* [Exercise details] Your task is to transcribe all of the records exactly and leave out the pictures.

Rows from a figure dataset:
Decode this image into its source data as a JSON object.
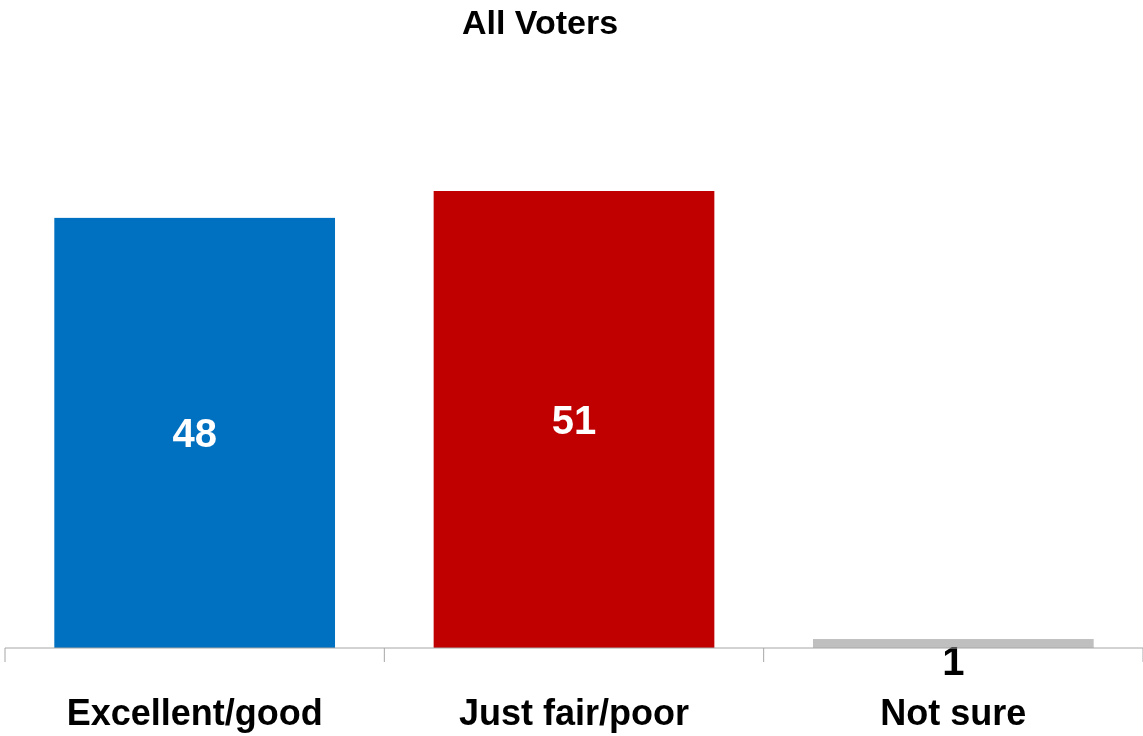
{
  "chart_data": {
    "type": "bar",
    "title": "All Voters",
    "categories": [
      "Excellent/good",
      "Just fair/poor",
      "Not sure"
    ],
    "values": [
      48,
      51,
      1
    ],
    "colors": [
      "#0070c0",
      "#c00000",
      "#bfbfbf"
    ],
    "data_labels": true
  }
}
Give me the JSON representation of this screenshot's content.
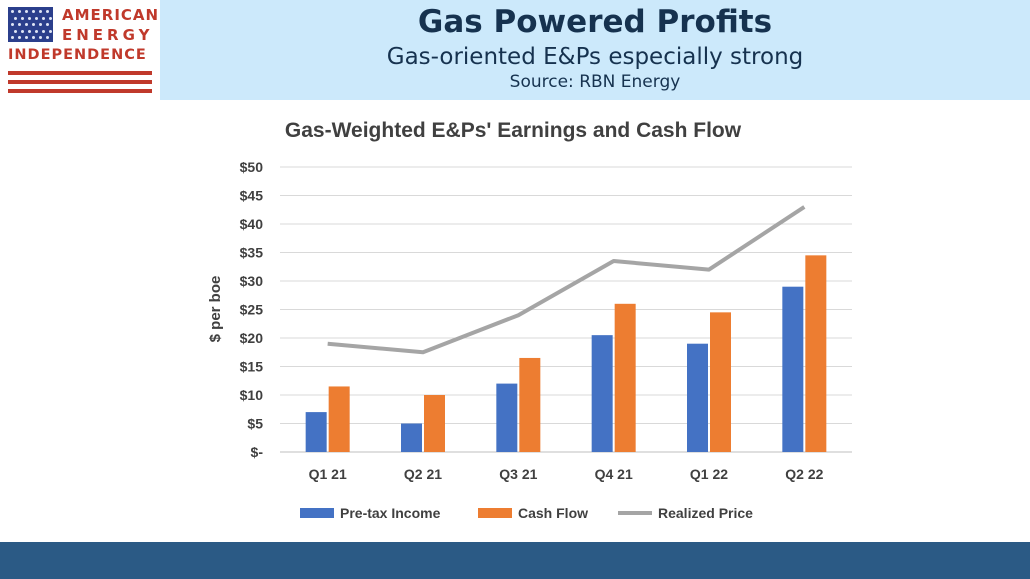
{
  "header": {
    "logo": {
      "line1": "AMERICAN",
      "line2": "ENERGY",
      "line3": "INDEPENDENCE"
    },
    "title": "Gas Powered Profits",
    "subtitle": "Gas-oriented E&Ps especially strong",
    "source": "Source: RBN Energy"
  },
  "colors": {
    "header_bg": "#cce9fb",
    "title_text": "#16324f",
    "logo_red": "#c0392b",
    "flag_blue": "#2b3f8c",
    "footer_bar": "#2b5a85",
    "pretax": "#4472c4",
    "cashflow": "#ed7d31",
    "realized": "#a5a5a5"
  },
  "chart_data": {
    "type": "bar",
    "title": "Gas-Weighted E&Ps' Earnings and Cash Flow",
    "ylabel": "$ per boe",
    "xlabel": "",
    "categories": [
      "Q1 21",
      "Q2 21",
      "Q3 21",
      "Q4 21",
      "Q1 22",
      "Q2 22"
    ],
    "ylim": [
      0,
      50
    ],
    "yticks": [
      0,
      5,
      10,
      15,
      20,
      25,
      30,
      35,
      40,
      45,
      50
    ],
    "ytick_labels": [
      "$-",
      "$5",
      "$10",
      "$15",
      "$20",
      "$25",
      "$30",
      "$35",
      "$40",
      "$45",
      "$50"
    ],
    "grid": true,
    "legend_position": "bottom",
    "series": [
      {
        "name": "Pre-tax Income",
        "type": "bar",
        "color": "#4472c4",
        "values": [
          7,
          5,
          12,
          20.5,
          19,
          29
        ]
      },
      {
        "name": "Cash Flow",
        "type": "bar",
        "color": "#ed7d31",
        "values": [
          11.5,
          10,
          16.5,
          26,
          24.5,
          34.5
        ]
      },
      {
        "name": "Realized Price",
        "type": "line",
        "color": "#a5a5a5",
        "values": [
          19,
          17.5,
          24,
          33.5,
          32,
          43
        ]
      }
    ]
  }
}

* [Written reply]
Decode this image into its source data as a JSON object.
{
  "chart_data": {
    "type": "bar",
    "title": "All Voters",
    "categories": [
      "Excellent/good",
      "Just fair/poor",
      "Not sure"
    ],
    "values": [
      48,
      51,
      1
    ],
    "colors": [
      "#0070c0",
      "#c00000",
      "#bfbfbf"
    ],
    "data_labels": true
  }
}
Give me the JSON representation of this screenshot's content.
{
  "header": {
    "logo": {
      "line1": "AMERICAN",
      "line2": "ENERGY",
      "line3": "INDEPENDENCE"
    },
    "title": "Gas Powered Profits",
    "subtitle": "Gas-oriented E&Ps especially strong",
    "source": "Source: RBN Energy"
  },
  "colors": {
    "header_bg": "#cce9fb",
    "title_text": "#16324f",
    "logo_red": "#c0392b",
    "flag_blue": "#2b3f8c",
    "footer_bar": "#2b5a85",
    "pretax": "#4472c4",
    "cashflow": "#ed7d31",
    "realized": "#a5a5a5"
  },
  "chart_data": {
    "type": "bar",
    "title": "Gas-Weighted E&Ps' Earnings and Cash Flow",
    "ylabel": "$ per boe",
    "xlabel": "",
    "categories": [
      "Q1 21",
      "Q2 21",
      "Q3 21",
      "Q4 21",
      "Q1 22",
      "Q2 22"
    ],
    "ylim": [
      0,
      50
    ],
    "yticks": [
      0,
      5,
      10,
      15,
      20,
      25,
      30,
      35,
      40,
      45,
      50
    ],
    "ytick_labels": [
      "$-",
      "$5",
      "$10",
      "$15",
      "$20",
      "$25",
      "$30",
      "$35",
      "$40",
      "$45",
      "$50"
    ],
    "grid": true,
    "legend_position": "bottom",
    "series": [
      {
        "name": "Pre-tax Income",
        "type": "bar",
        "color": "#4472c4",
        "values": [
          7,
          5,
          12,
          20.5,
          19,
          29
        ]
      },
      {
        "name": "Cash Flow",
        "type": "bar",
        "color": "#ed7d31",
        "values": [
          11.5,
          10,
          16.5,
          26,
          24.5,
          34.5
        ]
      },
      {
        "name": "Realized Price",
        "type": "line",
        "color": "#a5a5a5",
        "values": [
          19,
          17.5,
          24,
          33.5,
          32,
          43
        ]
      }
    ]
  }
}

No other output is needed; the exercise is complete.